------ Given records ------

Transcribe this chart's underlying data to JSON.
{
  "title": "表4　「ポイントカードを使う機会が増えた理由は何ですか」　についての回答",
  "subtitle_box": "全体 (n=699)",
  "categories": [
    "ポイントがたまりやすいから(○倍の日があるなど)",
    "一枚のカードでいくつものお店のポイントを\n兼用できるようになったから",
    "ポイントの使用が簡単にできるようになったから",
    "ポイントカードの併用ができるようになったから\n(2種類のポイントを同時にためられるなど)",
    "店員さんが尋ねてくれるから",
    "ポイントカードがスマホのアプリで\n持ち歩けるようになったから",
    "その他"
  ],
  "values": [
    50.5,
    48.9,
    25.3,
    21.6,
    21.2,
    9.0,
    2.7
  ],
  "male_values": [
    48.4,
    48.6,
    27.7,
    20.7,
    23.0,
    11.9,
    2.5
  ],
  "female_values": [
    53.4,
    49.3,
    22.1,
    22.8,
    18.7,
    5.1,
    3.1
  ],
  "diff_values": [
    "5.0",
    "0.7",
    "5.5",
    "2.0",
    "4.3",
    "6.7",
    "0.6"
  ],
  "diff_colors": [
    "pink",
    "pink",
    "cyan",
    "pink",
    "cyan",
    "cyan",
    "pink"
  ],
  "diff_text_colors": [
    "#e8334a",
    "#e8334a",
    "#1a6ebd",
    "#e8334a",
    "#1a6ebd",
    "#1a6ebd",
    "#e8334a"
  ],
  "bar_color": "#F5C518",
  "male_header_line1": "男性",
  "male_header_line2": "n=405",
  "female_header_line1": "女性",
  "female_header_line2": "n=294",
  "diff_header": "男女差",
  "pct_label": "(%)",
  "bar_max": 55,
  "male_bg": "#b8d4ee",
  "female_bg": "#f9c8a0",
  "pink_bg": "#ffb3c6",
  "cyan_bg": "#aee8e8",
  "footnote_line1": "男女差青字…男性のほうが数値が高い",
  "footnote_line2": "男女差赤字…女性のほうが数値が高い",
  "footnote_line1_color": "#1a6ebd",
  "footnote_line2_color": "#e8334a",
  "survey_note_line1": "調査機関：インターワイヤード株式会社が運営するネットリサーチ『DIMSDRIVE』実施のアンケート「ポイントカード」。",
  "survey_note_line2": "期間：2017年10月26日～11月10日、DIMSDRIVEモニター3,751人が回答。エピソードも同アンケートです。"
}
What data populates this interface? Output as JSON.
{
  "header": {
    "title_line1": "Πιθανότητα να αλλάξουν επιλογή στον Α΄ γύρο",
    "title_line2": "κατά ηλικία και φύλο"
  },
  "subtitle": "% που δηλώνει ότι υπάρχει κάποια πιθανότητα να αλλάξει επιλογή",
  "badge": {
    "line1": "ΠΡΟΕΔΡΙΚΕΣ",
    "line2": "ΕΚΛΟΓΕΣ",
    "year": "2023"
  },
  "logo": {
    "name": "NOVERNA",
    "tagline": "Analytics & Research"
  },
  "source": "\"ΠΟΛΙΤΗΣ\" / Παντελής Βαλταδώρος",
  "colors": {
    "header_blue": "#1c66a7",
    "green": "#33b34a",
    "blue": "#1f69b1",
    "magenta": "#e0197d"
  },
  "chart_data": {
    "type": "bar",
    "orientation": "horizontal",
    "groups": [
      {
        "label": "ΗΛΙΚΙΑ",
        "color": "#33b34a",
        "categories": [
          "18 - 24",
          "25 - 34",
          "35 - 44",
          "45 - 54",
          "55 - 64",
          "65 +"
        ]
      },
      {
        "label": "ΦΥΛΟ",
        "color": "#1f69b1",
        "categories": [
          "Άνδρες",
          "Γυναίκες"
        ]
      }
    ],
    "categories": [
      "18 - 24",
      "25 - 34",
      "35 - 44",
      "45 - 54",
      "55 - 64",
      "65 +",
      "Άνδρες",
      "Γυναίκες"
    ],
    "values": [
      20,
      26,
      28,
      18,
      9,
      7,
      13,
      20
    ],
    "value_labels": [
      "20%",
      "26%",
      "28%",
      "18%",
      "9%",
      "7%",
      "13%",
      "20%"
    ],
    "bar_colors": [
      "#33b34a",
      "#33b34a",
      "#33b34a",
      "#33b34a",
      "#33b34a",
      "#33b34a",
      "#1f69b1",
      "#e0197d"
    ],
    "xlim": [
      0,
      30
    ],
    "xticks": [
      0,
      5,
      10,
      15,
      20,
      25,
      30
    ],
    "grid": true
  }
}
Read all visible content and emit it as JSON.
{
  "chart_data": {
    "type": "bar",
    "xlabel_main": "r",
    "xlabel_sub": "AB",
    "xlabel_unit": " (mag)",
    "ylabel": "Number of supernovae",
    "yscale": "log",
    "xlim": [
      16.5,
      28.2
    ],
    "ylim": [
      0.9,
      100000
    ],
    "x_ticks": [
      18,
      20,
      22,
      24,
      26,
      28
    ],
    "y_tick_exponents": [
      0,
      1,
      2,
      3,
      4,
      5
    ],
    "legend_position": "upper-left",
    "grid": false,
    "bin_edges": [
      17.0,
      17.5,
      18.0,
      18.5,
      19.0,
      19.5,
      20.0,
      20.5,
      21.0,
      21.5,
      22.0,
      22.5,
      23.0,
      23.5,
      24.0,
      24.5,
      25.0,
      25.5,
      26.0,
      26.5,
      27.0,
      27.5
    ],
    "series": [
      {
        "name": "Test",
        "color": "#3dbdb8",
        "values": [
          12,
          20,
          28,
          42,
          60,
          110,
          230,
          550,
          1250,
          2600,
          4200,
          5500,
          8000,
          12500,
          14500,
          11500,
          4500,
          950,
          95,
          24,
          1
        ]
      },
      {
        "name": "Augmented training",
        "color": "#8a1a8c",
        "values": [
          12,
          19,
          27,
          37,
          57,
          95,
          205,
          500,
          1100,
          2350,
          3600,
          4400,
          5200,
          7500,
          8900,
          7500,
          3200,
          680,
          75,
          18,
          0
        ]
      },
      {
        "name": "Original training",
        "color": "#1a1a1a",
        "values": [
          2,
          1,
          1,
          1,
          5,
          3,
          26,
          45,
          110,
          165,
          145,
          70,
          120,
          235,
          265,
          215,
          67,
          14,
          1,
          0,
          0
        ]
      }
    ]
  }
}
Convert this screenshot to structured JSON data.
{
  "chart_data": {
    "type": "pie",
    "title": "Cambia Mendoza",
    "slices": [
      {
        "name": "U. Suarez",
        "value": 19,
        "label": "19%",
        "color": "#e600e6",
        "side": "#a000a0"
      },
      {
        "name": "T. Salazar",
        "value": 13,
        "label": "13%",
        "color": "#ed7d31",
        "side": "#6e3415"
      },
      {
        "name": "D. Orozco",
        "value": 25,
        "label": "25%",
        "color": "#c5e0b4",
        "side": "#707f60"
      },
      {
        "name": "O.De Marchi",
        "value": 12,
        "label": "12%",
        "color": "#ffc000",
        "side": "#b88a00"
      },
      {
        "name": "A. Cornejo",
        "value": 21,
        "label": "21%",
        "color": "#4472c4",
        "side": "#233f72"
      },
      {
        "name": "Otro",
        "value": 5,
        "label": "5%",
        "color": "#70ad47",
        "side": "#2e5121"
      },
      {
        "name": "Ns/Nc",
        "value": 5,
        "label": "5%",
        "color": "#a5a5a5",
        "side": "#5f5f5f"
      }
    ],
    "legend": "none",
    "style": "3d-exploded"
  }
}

------

- **The problem**
Using the entries above, return each line that includes the word "side".

- **Answer**
        "side": "#a000a0"
        "side": "#6e3415"
        "side": "#707f60"
        "side": "#b88a00"
        "side": "#233f72"
        "side": "#2e5121"
        "side": "#5f5f5f"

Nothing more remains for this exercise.